EXERCISE:
Write out the full listing again, exactly as it stands.
═════ RECORDS SHOWN ═════
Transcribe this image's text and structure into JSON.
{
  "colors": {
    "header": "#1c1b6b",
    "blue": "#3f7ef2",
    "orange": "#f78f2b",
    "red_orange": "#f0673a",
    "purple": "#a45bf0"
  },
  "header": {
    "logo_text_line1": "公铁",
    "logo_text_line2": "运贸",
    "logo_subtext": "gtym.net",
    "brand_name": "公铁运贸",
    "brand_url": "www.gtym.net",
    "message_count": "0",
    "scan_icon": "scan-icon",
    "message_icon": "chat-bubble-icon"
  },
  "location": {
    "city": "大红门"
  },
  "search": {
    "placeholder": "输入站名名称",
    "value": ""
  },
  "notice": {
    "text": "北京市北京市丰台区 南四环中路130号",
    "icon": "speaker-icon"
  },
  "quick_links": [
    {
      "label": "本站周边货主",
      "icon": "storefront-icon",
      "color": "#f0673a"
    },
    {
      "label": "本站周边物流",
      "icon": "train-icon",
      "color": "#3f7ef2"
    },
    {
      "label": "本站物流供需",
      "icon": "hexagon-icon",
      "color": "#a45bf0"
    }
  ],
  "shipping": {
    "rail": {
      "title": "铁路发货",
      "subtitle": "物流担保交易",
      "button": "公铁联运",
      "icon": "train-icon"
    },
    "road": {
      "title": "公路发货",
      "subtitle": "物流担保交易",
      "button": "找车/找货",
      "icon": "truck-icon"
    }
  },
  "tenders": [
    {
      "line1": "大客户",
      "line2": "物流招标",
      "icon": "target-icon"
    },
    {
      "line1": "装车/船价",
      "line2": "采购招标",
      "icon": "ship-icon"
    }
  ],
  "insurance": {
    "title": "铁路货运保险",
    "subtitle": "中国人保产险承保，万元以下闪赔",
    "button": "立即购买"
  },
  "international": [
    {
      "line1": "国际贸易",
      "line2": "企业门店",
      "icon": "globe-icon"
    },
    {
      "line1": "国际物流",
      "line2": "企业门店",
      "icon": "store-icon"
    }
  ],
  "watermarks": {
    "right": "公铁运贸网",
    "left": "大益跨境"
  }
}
═════
TASK ANSWER:
Transcribe this image's text and structure into JSON.
{
  "colors": {
    "header": "#1c1b6b",
    "blue": "#3f7ef2",
    "orange": "#f78f2b",
    "red_orange": "#f0673a",
    "purple": "#a45bf0"
  },
  "header": {
    "logo_text_line1": "公铁",
    "logo_text_line2": "运贸",
    "logo_subtext": "gtym.net",
    "brand_name": "公铁运贸",
    "brand_url": "www.gtym.net",
    "message_count": "0",
    "scan_icon": "scan-icon",
    "message_icon": "chat-bubble-icon"
  },
  "location": {
    "city": "大红门"
  },
  "search": {
    "placeholder": "输入站名名称",
    "value": ""
  },
  "notice": {
    "text": "北京市北京市丰台区 南四环中路130号",
    "icon": "speaker-icon"
  },
  "quick_links": [
    {
      "label": "本站周边货主",
      "icon": "storefront-icon",
      "color": "#f0673a"
    },
    {
      "label": "本站周边物流",
      "icon": "train-icon",
      "color": "#3f7ef2"
    },
    {
      "label": "本站物流供需",
      "icon": "hexagon-icon",
      "color": "#a45bf0"
    }
  ],
  "shipping": {
    "rail": {
      "title": "铁路发货",
      "subtitle": "物流担保交易",
      "button": "公铁联运",
      "icon": "train-icon"
    },
    "road": {
      "title": "公路发货",
      "subtitle": "物流担保交易",
      "button": "找车/找货",
      "icon": "truck-icon"
    }
  },
  "tenders": [
    {
      "line1": "大客户",
      "line2": "物流招标",
      "icon": "target-icon"
    },
    {
      "line1": "装车/船价",
      "line2": "采购招标",
      "icon": "ship-icon"
    }
  ],
  "insurance": {
    "title": "铁路货运保险",
    "subtitle": "中国人保产险承保，万元以下闪赔",
    "button": "立即购买"
  },
  "international": [
    {
      "line1": "国际贸易",
      "line2": "企业门店",
      "icon": "globe-icon"
    },
    {
      "line1": "国际物流",
      "line2": "企业门店",
      "icon": "store-icon"
    }
  ],
  "watermarks": {
    "right": "公铁运贸网",
    "left": "大益跨境"
  }
}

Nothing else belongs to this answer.